Prompt: Write out unchanged the lines between the one holding "itemize the components" and the one holding "542, 646, 560]", inclusive, leaving out the picture.

## Begin Input records

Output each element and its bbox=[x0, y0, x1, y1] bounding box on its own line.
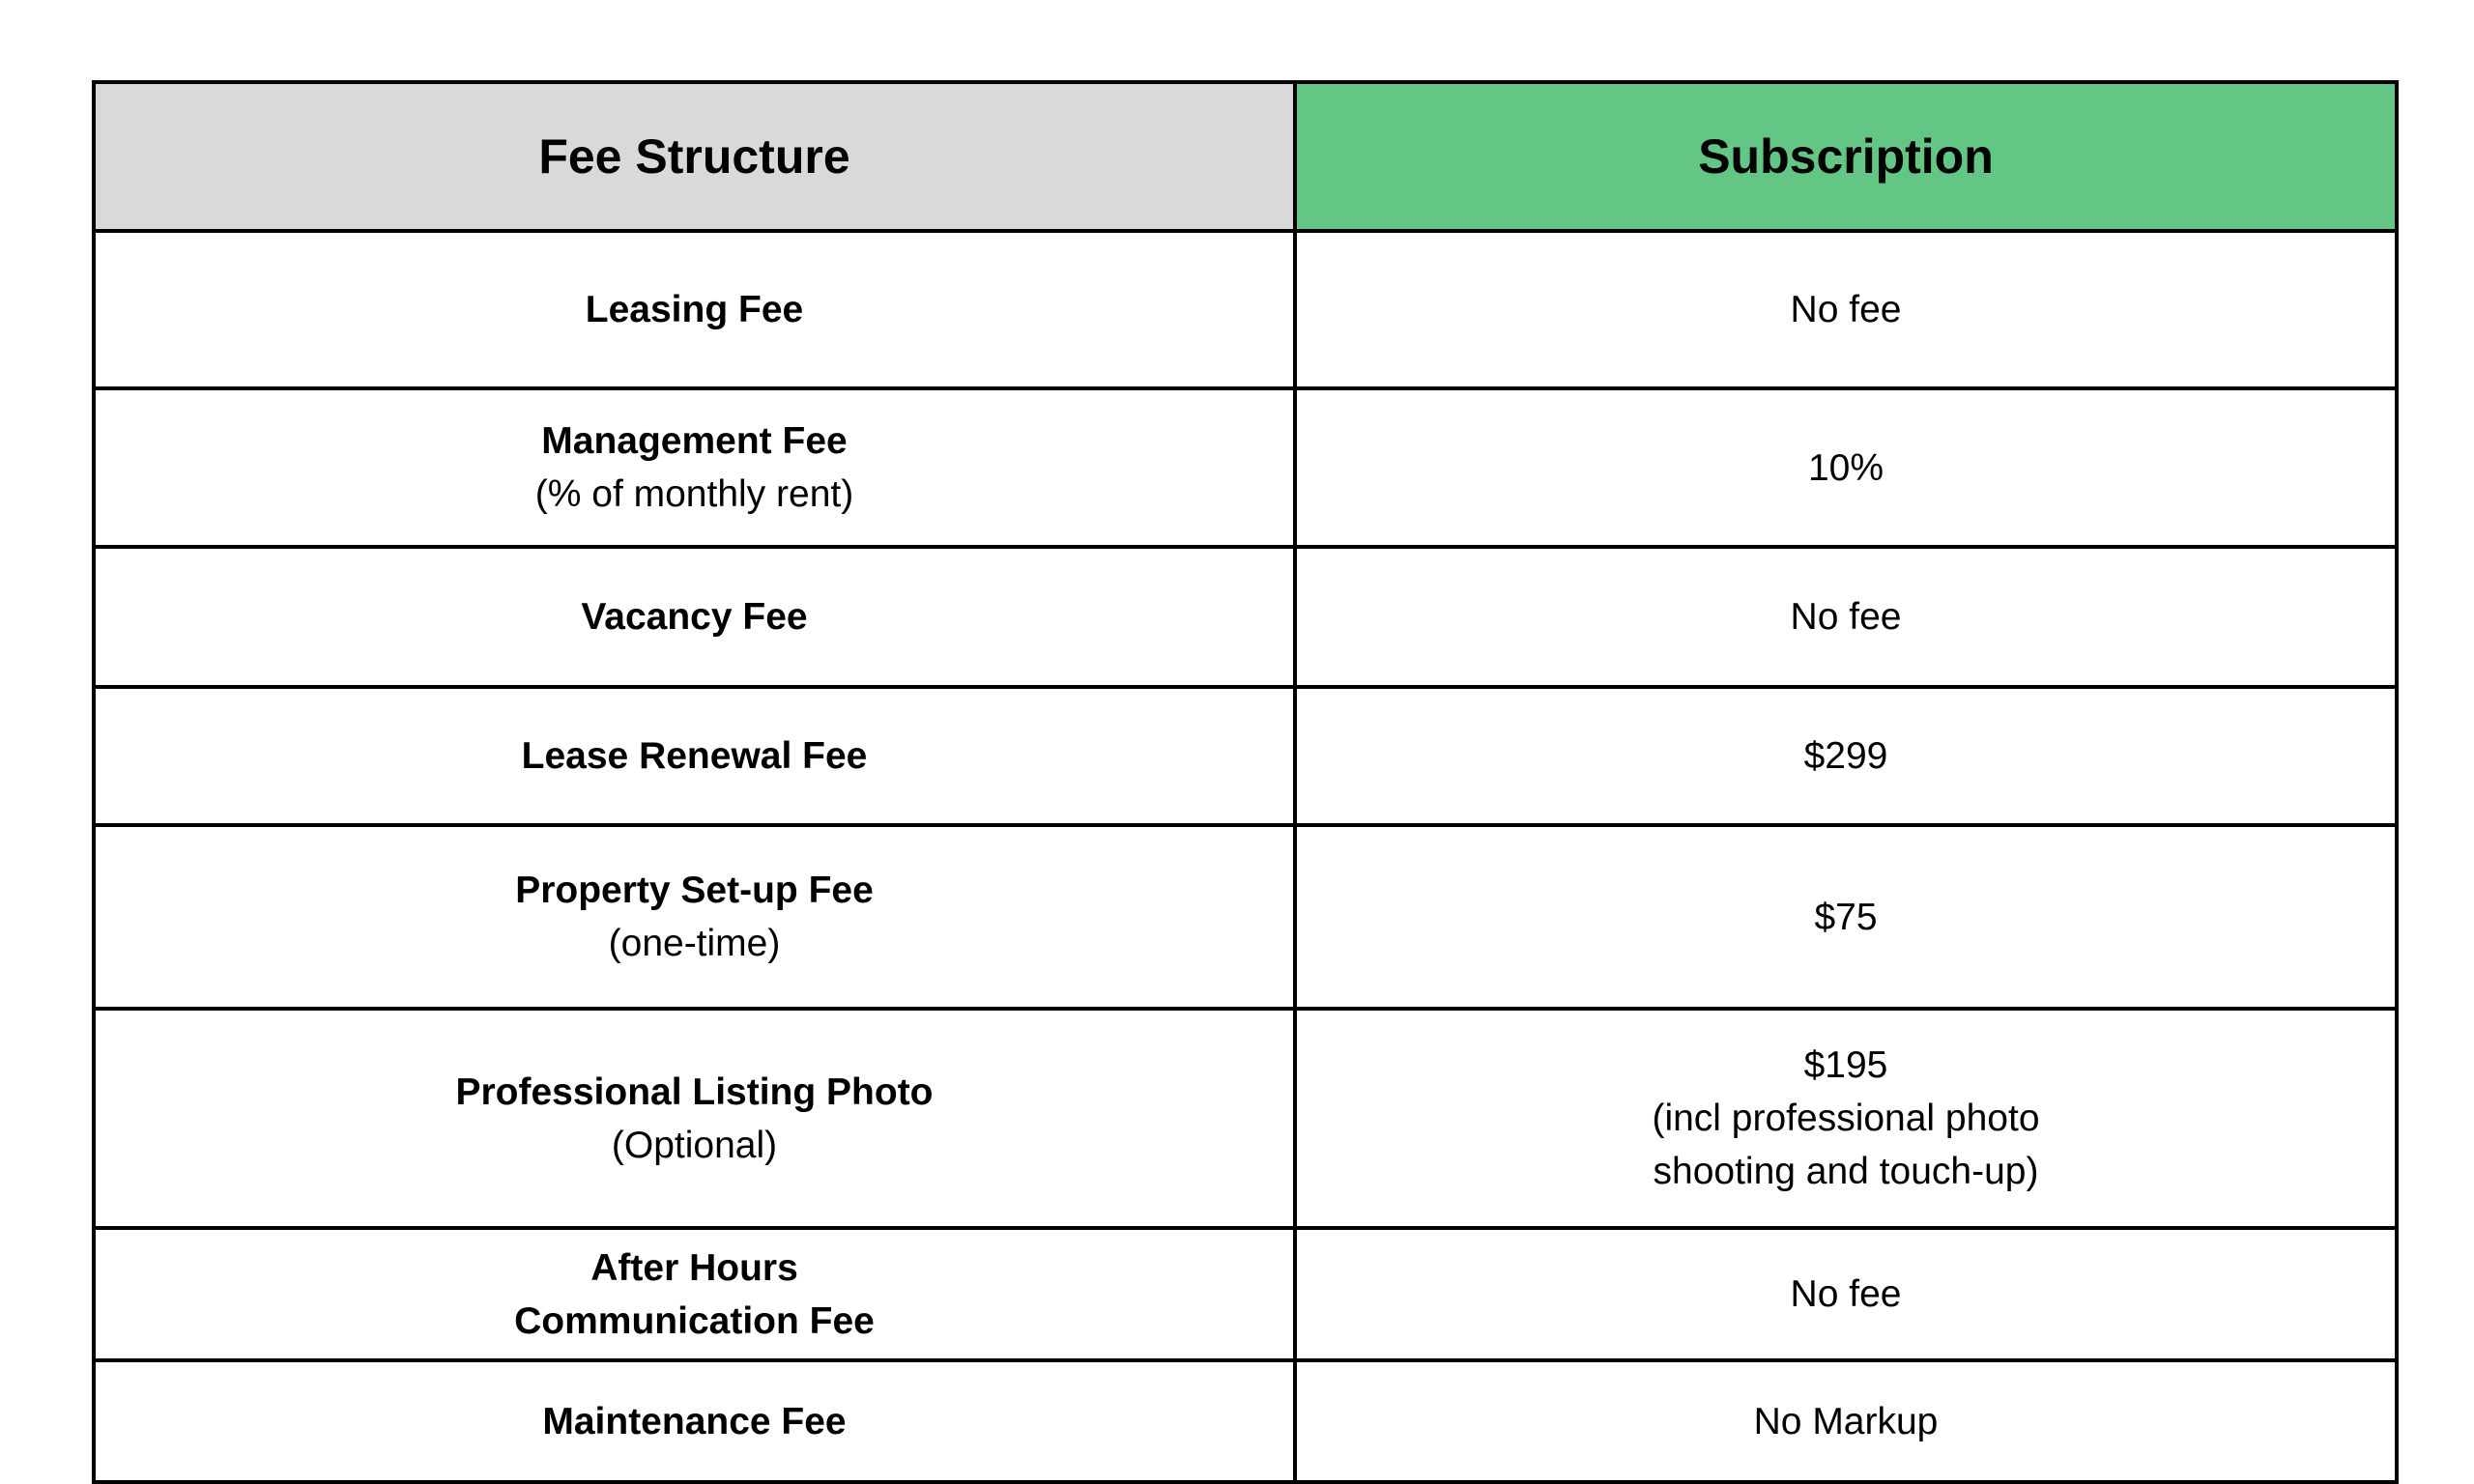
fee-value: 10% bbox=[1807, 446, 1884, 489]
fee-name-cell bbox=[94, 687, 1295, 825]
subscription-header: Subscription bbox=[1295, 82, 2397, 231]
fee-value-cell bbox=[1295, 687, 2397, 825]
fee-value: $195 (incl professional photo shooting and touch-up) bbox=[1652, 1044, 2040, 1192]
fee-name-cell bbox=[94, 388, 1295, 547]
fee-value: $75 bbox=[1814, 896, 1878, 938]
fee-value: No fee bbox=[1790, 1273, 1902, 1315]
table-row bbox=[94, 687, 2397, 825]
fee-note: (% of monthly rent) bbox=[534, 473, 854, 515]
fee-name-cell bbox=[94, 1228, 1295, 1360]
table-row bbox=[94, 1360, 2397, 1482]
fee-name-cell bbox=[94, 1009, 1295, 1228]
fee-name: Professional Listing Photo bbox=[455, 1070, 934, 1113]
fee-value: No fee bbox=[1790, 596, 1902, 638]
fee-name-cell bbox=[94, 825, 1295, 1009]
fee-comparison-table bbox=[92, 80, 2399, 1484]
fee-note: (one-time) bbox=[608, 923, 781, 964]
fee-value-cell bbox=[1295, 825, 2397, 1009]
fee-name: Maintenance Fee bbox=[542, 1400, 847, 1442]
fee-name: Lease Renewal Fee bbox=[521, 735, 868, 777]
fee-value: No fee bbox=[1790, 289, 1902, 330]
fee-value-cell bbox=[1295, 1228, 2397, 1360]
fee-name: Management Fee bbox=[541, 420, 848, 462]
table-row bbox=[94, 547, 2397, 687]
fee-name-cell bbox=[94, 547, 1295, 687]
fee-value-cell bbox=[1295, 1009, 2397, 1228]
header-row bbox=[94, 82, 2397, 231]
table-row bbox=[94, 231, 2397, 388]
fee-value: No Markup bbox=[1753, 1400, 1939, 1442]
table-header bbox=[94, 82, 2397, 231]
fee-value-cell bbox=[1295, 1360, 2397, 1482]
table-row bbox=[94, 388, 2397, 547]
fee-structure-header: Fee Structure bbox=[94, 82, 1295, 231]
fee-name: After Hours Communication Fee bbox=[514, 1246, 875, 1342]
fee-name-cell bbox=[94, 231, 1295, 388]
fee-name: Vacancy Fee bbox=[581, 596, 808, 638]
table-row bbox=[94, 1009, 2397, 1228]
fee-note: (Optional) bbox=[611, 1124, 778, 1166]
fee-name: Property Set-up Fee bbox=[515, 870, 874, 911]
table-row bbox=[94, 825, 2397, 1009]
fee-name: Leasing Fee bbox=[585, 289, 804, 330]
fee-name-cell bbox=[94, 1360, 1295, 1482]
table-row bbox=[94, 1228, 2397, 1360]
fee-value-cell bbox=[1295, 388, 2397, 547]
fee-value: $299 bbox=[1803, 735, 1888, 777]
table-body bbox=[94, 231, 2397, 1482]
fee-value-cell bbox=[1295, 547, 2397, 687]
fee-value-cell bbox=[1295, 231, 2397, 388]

## End Input records
## Begin Input records

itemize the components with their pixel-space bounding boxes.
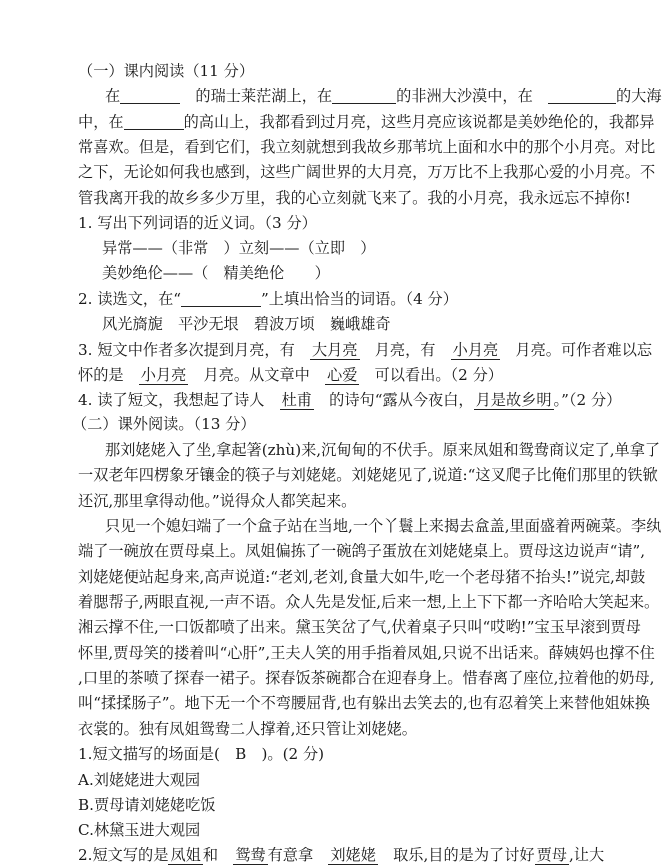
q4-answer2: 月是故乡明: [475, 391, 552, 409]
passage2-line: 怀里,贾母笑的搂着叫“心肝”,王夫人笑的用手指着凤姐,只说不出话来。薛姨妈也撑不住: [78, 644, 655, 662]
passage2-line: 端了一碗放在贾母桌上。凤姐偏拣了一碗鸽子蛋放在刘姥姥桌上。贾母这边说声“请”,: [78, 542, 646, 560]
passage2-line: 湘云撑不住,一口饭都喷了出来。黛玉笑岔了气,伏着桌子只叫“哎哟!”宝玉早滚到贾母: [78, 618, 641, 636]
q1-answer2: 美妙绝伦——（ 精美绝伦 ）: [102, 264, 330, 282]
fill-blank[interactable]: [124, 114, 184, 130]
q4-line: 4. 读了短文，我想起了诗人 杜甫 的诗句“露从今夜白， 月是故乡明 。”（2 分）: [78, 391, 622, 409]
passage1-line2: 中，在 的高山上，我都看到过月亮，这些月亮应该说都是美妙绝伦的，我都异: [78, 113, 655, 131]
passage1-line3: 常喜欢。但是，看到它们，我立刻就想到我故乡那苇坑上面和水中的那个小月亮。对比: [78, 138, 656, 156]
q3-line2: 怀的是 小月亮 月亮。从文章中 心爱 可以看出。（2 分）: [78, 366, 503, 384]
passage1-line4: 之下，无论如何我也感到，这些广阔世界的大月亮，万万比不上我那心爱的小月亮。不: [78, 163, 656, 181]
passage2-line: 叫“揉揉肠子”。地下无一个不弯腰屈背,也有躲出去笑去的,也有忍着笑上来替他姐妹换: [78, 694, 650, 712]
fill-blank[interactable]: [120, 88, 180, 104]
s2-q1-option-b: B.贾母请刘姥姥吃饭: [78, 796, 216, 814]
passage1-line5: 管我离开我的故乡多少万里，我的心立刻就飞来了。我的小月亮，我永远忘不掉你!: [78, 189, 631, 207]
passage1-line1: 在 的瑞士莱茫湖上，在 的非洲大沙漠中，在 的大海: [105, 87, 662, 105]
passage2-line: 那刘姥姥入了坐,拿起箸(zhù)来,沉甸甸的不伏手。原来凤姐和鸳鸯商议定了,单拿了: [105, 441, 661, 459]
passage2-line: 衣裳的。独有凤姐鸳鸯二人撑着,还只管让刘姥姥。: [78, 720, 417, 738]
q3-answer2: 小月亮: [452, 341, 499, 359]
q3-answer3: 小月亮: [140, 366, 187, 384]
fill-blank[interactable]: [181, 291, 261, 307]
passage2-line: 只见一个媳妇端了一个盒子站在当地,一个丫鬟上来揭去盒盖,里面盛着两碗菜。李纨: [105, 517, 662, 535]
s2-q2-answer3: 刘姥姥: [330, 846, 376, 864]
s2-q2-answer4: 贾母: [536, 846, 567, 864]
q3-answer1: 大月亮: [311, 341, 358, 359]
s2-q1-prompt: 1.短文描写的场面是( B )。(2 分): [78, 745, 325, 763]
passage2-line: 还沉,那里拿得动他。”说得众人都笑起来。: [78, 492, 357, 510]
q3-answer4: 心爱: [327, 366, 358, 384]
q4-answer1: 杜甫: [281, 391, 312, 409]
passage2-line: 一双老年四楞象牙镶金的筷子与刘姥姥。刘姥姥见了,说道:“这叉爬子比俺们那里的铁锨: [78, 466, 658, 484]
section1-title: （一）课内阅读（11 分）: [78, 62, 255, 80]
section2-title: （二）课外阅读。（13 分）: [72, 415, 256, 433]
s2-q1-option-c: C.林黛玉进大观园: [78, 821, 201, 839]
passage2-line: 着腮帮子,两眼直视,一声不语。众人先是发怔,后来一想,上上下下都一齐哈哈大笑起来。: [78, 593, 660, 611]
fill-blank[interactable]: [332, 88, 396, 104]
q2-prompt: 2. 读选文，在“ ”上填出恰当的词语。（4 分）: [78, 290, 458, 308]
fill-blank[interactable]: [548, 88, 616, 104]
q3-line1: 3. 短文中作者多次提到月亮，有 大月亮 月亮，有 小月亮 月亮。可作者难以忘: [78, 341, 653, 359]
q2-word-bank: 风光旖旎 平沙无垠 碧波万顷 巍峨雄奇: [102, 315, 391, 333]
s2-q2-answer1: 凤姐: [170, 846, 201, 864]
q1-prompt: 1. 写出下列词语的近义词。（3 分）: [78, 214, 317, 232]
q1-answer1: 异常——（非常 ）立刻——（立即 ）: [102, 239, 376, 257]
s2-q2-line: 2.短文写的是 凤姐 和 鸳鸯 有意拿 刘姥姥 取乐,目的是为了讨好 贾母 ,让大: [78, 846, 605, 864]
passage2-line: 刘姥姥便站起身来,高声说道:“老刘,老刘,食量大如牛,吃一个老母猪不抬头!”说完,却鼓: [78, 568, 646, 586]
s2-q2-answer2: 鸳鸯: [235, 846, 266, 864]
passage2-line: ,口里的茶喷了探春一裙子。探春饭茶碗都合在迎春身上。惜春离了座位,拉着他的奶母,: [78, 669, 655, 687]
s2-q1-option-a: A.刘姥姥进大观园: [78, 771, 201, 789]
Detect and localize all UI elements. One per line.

## End Input records
## Begin Input records

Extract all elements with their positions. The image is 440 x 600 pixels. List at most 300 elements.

## End Input records

Response below:
itemize the components with their pixel-space bounding boxes.
q4-answer2: 月是故乡明: [475, 391, 552, 409]
passage2-line: 怀里,贾母笑的搂着叫“心肝”,王夫人笑的用手指着凤姐,只说不出话来。薛姨妈也撑不住: [78, 644, 655, 662]
passage2-line: 端了一碗放在贾母桌上。凤姐偏拣了一碗鸽子蛋放在刘姥姥桌上。贾母这边说声“请”,: [78, 542, 646, 560]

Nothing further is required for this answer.